In the records below, write out everything from the line containing "fan plug upper housing [128, 170, 157, 183]" down to the line containing "svg-text:Drive: Drive [193, 306, 206, 313]", both included. Copy each line without any change.

(Collection entries)
%%

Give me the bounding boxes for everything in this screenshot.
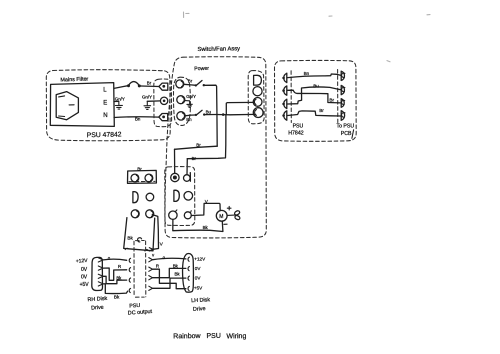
fan plug upper housing [128, 170, 157, 183]
wire label V (motor feed) [205, 199, 209, 204]
inline splice connector on L wire [127, 82, 141, 88]
svg-text:Br: Br [329, 97, 334, 102]
connector T2 (ring, E) [160, 97, 167, 104]
fan connector F3 (violet pin) [169, 210, 177, 220]
wire: F4 to motor (violet) [191, 203, 220, 215]
wire label Br (switch input) [188, 79, 193, 84]
wire o (DC out to LH) [153, 258, 186, 259]
motor + terminal [227, 206, 231, 210]
fan connector F1 (live pin) [171, 173, 179, 181]
plug key D [133, 192, 138, 203]
wire: F3 to motor minus (black) [173, 220, 223, 232]
svg-text:R: R [118, 264, 121, 269]
label: PCB [341, 131, 352, 137]
wire label R (RH) [118, 264, 121, 269]
connector R2' (socket to PCB) [341, 85, 345, 94]
svg-text:Bn: Bn [186, 117, 192, 122]
label: Switch/Fan Assy [197, 46, 240, 53]
svg-text:Bk: Bk [114, 295, 120, 300]
svg-text:Br: Br [196, 143, 201, 148]
wire Bk (DC out pin3 to LH 0V) [153, 268, 186, 277]
svg-text:Drive: Drive [193, 306, 206, 313]
label Br (plug top) [137, 167, 142, 172]
wire label Bn (under C3 wire) [186, 117, 192, 122]
label 0V (LH socket2) [195, 266, 202, 271]
connector R2 (round key) [253, 87, 262, 96]
svg-text:H7842: H7842 [288, 130, 303, 136]
svg-text:Rainbow: Rainbow [173, 333, 201, 340]
dashed box around PSU-side connectors [154, 79, 172, 127]
fan connector key O [184, 192, 193, 201]
wire: down into fan connector F1 [174, 149, 176, 173]
svg-text:0V: 0V [195, 266, 202, 271]
svg-text:Bk: Bk [173, 263, 179, 268]
plug socket P3 [131, 210, 139, 218]
svg-text:N: N [103, 113, 107, 119]
DC out pin 3 [149, 276, 153, 280]
svg-text:Bu: Bu [313, 83, 319, 88]
wire: E to ground [114, 100, 119, 102]
RH pin 4 (+5V) [98, 282, 103, 286]
wire label Bu [313, 83, 319, 88]
label Gn/Y (switch side) [186, 94, 196, 99]
svg-text:PCB: PCB [341, 131, 352, 137]
wire: junction down then left (Br to fan block) [187, 115, 226, 159]
mains filter box [50, 83, 114, 127]
hood pin c (right) [145, 250, 148, 251]
fan blades [227, 210, 241, 220]
wire: S1 corner left to fan block (Br) [175, 146, 218, 149]
svg-text:LH Disk: LH Disk [191, 297, 210, 304]
wire label Bk (bottom) [114, 295, 120, 300]
svg-text:0V: 0V [81, 267, 88, 273]
wire label Br (to R4') [319, 108, 324, 113]
label +5V (RH) [80, 282, 90, 288]
wire label Br (fan feed 1) [196, 143, 201, 148]
DC out socket c1 [129, 258, 130, 262]
DC out socket c2 [129, 268, 130, 272]
svg-text:Bn: Bn [135, 117, 141, 122]
dashed oval around switch-side connectors [173, 77, 190, 125]
wire label o (LH) [163, 255, 166, 260]
label PSU (DC out) [129, 303, 141, 310]
PSU 47842 enclosure (dashed outline) [46, 70, 170, 141]
wire: splice to connector T1 [141, 85, 159, 88]
wire: S2 output to fan connector block (right run) [205, 113, 255, 115]
svg-text:R: R [156, 263, 159, 268]
fan connector F2 (pin with key) [184, 173, 191, 182]
svg-text:+12V: +12V [76, 258, 89, 265]
svg-text:Bk: Bk [203, 225, 209, 230]
RH disk drive connector shell [92, 257, 103, 290]
svg-text:0V: 0V [195, 275, 202, 280]
wire label V (drop) [160, 241, 164, 247]
switch S1 (live pole) [184, 81, 205, 87]
dashed separator (left connector column) [290, 71, 292, 123]
connector T1 (spade, L) [159, 83, 168, 90]
DC out socket c3 [129, 278, 130, 282]
DC out pin 4 [149, 286, 153, 290]
hood wire hook c [138, 238, 142, 242]
svg-text:+5V: +5V [194, 285, 203, 290]
connector R1 (D key) [254, 75, 262, 85]
dashed separator (right connector column) [337, 70, 339, 123]
ground symbol (switch side) [185, 101, 193, 108]
wire label Br (fan feed 2) [192, 156, 197, 161]
svg-text:Gn/Y: Gn/Y [186, 94, 196, 99]
svg-text:+5V: +5V [80, 282, 90, 288]
svg-text:To PSU: To PSU [337, 123, 355, 129]
pin label N [103, 113, 107, 119]
wire: down into fan connector F2 [186, 159, 188, 175]
connector R4 (socket) [253, 108, 263, 118]
svg-text:Br: Br [188, 79, 193, 84]
DC out socket c4 [129, 288, 130, 292]
label +5V (LH) [194, 285, 203, 290]
label Bk (inside hood) [127, 235, 133, 240]
svg-text:Bn: Bn [304, 71, 310, 76]
wire label o (RH) [108, 256, 111, 261]
switch S2 (neutral pole) [185, 110, 205, 116]
wire label R (LH) [156, 263, 159, 268]
svg-text:E: E [103, 100, 107, 106]
PSU DC output dashed housing [134, 241, 146, 298]
LH disk drive connector shell [183, 254, 194, 293]
label: PSU [293, 123, 304, 129]
connector R3 (socket) [253, 98, 262, 107]
svg-text:Gn/Y: Gn/Y [115, 96, 125, 101]
label RH Disk Drive [87, 296, 107, 312]
label V (hood corner) [152, 253, 155, 258]
SVG content inserted below [46, 12, 430, 340]
stray scan marks (top) [184, 12, 431, 62]
svg-text:Bu: Bu [206, 109, 212, 114]
RH pin 2 (0V) [98, 266, 103, 270]
svg-text:PSU: PSU [129, 303, 141, 310]
DC out pin V [149, 248, 152, 251]
wire: S1 to down corner [205, 85, 217, 146]
wire R (RH pin2, staircase) [103, 268, 126, 280]
svg-text:Drive: Drive [91, 305, 104, 312]
svg-text:0V: 0V [81, 274, 88, 280]
LH socket 1 (+12V) [188, 257, 189, 261]
wire: N to connector T3 (Bn) [114, 116, 159, 119]
wire label Br (to R3') [329, 97, 334, 102]
svg-text:PSU 47842: PSU 47842 [87, 131, 122, 139]
pin label E [103, 100, 107, 106]
dashed box around fan connector block [165, 167, 195, 226]
DC out pin 1 [149, 258, 153, 262]
svg-text:+12V: +12V [194, 256, 206, 261]
connector C1 (socket, L in) [176, 80, 184, 88]
LH socket 4 (+5V) [188, 286, 189, 290]
svg-text:M: M [219, 214, 223, 220]
RH pin 1 (+12V) [98, 258, 103, 262]
svg-text:PSU: PSU [293, 123, 304, 129]
label 0V (RH pin3) [81, 274, 88, 280]
connector T3 (spade, N) [159, 114, 168, 121]
Switch/Fan assembly enclosure (dashed outline) [165, 57, 266, 238]
svg-text:Mains Filter: Mains Filter [60, 77, 88, 84]
wire label Bn [304, 71, 310, 76]
wire Bk (DC out pin4 to LH 0V) [153, 278, 186, 288]
motor - terminal [224, 223, 227, 225]
wire: ground to connector T2 [147, 100, 160, 102]
svg-text:Power: Power [194, 66, 209, 73]
svg-text:Switch/Fan Assy: Switch/Fan Assy [197, 46, 240, 53]
svg-text:Br: Br [147, 80, 152, 85]
wire: L (brown) to splice [114, 86, 127, 89]
label +12V (RH) [76, 258, 89, 265]
fan connector key D [174, 190, 179, 201]
wire Bn (L1 to R1') [288, 74, 341, 78]
hood pin c (left) [125, 248, 128, 249]
wire label Bu (after S2) [206, 109, 212, 114]
connector L3 (bullet) [282, 99, 286, 108]
wire Br (L2 to R3') [288, 90, 341, 103]
ground symbol (chassis, near T2) [144, 101, 151, 109]
plug key O [146, 193, 154, 201]
connector R3' (socket to PCB) [341, 99, 345, 108]
wire label Bk (LH lower) [175, 271, 181, 276]
label Gn/Y (second ground) [142, 95, 152, 100]
svg-text:Bk: Bk [127, 235, 133, 240]
plug socket P1 [131, 174, 139, 182]
wire label Bn (N wire) [135, 117, 141, 122]
label: H7842 [288, 130, 303, 136]
label 0V (RH pin2) [81, 267, 88, 273]
label +12V (LH) [194, 256, 206, 261]
wire o (RH pin1 to DC out) [103, 259, 126, 260]
LH socket 3 (0V) [188, 276, 189, 280]
svg-text:Br: Br [192, 156, 197, 161]
IEC inlet symbol [56, 92, 78, 120]
junction on S2 output [222, 113, 225, 116]
connector R1' (socket to PCB) [341, 71, 345, 80]
pin label L [103, 88, 107, 94]
wire label Bk (RH pin3) [116, 276, 122, 281]
PSU H7842 interconnect enclosure (dashed outline) [275, 60, 357, 141]
label 0V (LH socket3) [195, 275, 202, 280]
RH pin 3 (0V) [98, 274, 103, 278]
label Gn/Y (left ground) [115, 96, 125, 101]
connector L2 (bullet) [282, 86, 286, 95]
wire R (DC out pin2 staircase to LH +5V) [153, 269, 186, 289]
wire Bu (L3 to R2') [288, 87, 341, 104]
svg-text:PSU: PSU [206, 333, 221, 340]
fan connector F4 (black pin) [184, 211, 191, 219]
label: Mains Filter [60, 77, 88, 84]
connector L1 (bullet, Bn) [282, 73, 286, 82]
wire Bk (RH pin3, staircase) [103, 276, 126, 283]
svg-text:Gn/Y: Gn/Y [142, 95, 152, 100]
plug socket P2 [145, 174, 153, 182]
label LH Disk Drive [191, 297, 210, 313]
connector L4 (bullet) [282, 111, 286, 120]
label: PSU 47842 [87, 131, 122, 139]
wire label Br (L wire) [147, 80, 152, 85]
motor M (fan) [216, 210, 227, 221]
svg-text:Bk: Bk [175, 271, 181, 276]
ground symbol (mains filter E) [115, 101, 122, 109]
svg-text:Br: Br [319, 108, 324, 113]
LH socket 2 (0V) [188, 267, 189, 271]
wire: P4 down to DC output (violet) [152, 215, 158, 250]
svg-text:Wiring: Wiring [226, 333, 246, 340]
wire label Bk (LH upper) [173, 263, 179, 268]
title: Rainbow PSU Wiring [173, 333, 246, 341]
connector C3 (socket, N in) [177, 112, 185, 120]
connector C2 (socket, earth) [177, 96, 185, 104]
connector R4' (socket to PCB) [341, 111, 345, 121]
wire Br (L4 to R4') [288, 111, 341, 116]
stroke after PCB [352, 130, 354, 139]
label: Power [194, 66, 209, 73]
label DC output [128, 309, 153, 317]
plug cable hood [124, 218, 155, 251]
plug socket P4 [146, 210, 154, 218]
wire label Bk (fan return) [203, 225, 209, 230]
label: To PSU [337, 123, 355, 129]
wire Bk (RH pin4, bottom run) [103, 284, 127, 294]
DC out pin 2 [149, 267, 153, 271]
dashed box around fan-side right connector column [248, 71, 264, 124]
wire: junction up and right to connector R3 [226, 102, 254, 114]
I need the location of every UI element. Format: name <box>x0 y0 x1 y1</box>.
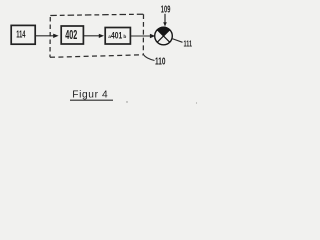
wire 114 to 402 <box>36 35 56 37</box>
leader line to label 110 <box>143 55 154 61</box>
arrowhead down at lamp top <box>163 22 167 26</box>
svg-text:114: 114 <box>16 28 25 40</box>
block 402 <box>61 26 83 44</box>
svg-text:b: b <box>123 34 126 40</box>
svg-text:109: 109 <box>161 5 171 16</box>
svg-text:402: 402 <box>65 28 77 42</box>
X diagonal 1 <box>157 30 169 42</box>
X diagonal 2 <box>157 30 169 42</box>
svg-text:Figur 4: Figur 4 <box>72 90 108 101</box>
arrowhead into lamp <box>150 34 155 38</box>
arrowhead into 402 <box>53 34 58 38</box>
dashed boundary box 110 : right edge <box>142 14 144 55</box>
label a401b <box>108 31 126 41</box>
leader line to label 111 <box>172 39 183 43</box>
dashed boundary box 110 : bottom edge <box>50 55 143 58</box>
block 114 <box>11 25 35 44</box>
paper speck <box>126 101 127 102</box>
arrowhead into 401b <box>99 34 104 38</box>
wire 402 to 401b <box>84 35 102 37</box>
dashed boundary box 110 : top edge <box>50 14 143 15</box>
block 401b <box>105 28 130 45</box>
svg-text:110: 110 <box>155 56 166 67</box>
lamp symbol 111 (circle with X, top sector filled) <box>155 27 173 45</box>
leader arrow from 109 down to lamp <box>164 14 166 23</box>
caption underline <box>70 99 113 101</box>
filled top sector of lamp <box>157 27 170 36</box>
paper speck <box>196 102 197 103</box>
wire 401b to lamp <box>131 35 153 37</box>
dashed boundary box 110 : left edge <box>49 16 51 58</box>
svg-text:401: 401 <box>111 31 122 41</box>
svg-text:111: 111 <box>184 39 193 49</box>
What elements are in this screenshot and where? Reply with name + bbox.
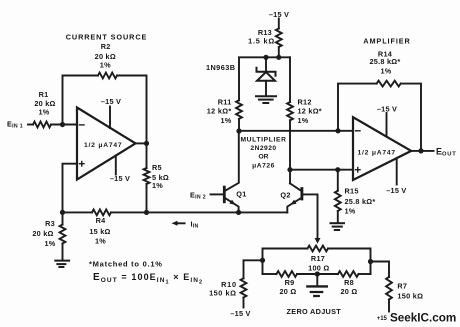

%%

(Output of the exercise):
fan plug upper housing [128, 170, 157, 183]
wire label V (motor feed) [205, 199, 209, 204]
inline splice connector on L wire [127, 82, 141, 88]
svg-text:Br: Br [329, 97, 334, 102]
connector T2 (ring, E) [160, 97, 167, 104]
fan connector F3 (violet pin) [169, 210, 177, 220]
wire: F4 to motor (violet) [191, 203, 220, 215]
wire label Br (switch input) [188, 79, 193, 84]
wire o (DC out to LH) [153, 258, 186, 259]
motor + terminal [227, 206, 231, 210]
fan connector F1 (live pin) [171, 173, 179, 181]
plug key D [133, 192, 138, 203]
wire: F3 to motor minus (black) [173, 220, 223, 232]
svg-text:R: R [118, 264, 121, 269]
label: PCB [341, 131, 352, 137]
wire label R (RH) [118, 264, 121, 269]
connector R2' (socket to PCB) [341, 85, 345, 94]
svg-text:Bn: Bn [186, 117, 192, 122]
label: Switch/Fan Assy [197, 46, 240, 53]
svg-text:Bk: Bk [114, 295, 120, 300]
svg-text:Br: Br [196, 143, 201, 148]
wire Bk (DC out pin3 to LH 0V) [153, 268, 186, 277]
svg-text:Drive: Drive [193, 306, 206, 313]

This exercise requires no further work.